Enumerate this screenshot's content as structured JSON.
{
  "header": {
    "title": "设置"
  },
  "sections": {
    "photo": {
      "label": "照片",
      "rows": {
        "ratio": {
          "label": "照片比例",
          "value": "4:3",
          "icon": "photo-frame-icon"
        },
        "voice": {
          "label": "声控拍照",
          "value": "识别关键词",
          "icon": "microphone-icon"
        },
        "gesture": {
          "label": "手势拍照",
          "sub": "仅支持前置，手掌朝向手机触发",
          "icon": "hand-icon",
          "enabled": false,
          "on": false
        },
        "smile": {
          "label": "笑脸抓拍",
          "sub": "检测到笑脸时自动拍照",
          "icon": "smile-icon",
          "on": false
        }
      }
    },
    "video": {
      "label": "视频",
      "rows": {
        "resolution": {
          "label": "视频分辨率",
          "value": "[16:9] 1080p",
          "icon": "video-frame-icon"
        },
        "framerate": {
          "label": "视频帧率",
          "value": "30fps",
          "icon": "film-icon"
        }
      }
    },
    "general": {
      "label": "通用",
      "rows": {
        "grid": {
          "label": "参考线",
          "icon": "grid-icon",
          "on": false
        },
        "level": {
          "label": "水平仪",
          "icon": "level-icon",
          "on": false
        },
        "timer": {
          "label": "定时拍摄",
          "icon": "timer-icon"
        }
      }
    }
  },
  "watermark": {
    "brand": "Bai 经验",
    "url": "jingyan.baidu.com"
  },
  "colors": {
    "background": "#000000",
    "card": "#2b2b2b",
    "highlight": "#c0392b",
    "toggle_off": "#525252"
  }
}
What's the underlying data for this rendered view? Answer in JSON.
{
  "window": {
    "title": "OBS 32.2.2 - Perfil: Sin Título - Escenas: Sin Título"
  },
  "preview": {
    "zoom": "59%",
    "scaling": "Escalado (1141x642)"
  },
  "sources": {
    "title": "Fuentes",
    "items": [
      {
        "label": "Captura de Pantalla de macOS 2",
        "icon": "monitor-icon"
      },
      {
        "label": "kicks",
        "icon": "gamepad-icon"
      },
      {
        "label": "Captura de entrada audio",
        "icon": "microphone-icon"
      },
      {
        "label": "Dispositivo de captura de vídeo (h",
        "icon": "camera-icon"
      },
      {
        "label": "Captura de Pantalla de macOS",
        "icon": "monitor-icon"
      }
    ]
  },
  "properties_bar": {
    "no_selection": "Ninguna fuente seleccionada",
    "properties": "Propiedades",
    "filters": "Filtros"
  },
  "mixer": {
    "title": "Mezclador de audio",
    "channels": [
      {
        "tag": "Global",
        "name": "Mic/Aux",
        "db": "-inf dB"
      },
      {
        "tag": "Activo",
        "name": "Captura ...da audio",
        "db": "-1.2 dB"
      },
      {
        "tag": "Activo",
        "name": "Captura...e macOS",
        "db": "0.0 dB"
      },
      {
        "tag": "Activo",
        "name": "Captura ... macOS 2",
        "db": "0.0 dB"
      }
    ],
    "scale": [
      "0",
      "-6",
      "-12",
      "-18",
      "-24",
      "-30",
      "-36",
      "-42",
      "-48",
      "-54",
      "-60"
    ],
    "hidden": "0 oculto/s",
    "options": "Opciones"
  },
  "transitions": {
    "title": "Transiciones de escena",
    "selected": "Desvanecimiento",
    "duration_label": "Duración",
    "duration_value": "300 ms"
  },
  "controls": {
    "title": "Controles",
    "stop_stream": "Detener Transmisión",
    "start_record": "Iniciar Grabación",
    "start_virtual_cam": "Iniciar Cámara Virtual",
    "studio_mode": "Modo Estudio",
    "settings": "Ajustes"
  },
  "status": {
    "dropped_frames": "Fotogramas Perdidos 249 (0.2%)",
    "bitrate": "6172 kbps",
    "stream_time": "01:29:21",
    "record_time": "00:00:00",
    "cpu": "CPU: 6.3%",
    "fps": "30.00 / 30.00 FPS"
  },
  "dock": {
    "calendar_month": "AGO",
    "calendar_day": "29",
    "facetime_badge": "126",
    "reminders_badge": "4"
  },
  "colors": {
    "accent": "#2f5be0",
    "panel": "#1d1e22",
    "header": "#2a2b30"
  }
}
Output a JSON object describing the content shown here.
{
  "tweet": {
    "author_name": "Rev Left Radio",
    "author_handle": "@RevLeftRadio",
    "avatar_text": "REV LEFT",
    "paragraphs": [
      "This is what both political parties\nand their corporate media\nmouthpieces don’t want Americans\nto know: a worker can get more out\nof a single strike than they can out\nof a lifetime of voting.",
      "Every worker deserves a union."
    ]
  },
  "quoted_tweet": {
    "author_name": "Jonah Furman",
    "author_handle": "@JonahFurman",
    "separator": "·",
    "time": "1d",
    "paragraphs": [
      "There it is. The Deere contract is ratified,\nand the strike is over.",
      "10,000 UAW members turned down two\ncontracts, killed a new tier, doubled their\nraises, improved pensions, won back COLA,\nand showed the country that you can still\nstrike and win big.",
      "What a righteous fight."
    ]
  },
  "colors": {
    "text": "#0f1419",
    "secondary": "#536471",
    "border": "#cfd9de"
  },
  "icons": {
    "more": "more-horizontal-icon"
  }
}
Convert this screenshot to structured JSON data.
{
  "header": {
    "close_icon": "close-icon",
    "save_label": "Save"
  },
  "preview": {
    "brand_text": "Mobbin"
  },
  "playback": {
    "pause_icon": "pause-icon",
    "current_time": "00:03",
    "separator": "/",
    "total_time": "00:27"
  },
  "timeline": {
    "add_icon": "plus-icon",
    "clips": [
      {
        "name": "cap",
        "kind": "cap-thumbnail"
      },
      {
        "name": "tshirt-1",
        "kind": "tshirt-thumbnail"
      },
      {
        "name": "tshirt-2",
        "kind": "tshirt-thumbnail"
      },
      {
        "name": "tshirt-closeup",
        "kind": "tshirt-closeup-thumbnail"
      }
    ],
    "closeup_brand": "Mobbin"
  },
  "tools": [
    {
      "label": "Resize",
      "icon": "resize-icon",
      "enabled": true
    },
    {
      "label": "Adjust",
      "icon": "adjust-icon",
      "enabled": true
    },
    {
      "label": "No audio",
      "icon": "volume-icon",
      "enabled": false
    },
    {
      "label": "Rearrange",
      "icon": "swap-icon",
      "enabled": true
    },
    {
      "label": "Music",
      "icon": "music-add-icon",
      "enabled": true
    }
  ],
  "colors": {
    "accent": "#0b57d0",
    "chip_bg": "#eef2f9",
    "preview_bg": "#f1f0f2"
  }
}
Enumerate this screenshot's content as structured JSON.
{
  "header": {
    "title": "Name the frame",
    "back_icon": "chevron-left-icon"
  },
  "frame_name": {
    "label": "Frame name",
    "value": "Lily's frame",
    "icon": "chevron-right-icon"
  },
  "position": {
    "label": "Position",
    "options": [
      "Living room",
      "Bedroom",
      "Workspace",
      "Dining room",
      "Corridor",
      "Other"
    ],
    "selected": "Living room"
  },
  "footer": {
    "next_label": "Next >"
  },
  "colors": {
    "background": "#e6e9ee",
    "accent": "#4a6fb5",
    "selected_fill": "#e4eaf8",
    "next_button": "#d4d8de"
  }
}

□ □ □ □ □ □ □

■ Your objective:
Lines that hold "kind" are the ones to copy; find all of them.

■ Task solution:
        "kind": "cap-thumbnail"
        "kind": "tshirt-thumbnail"
        "kind": "tshirt-thumbnail"
        "kind": "tshirt-closeup-thumbnail"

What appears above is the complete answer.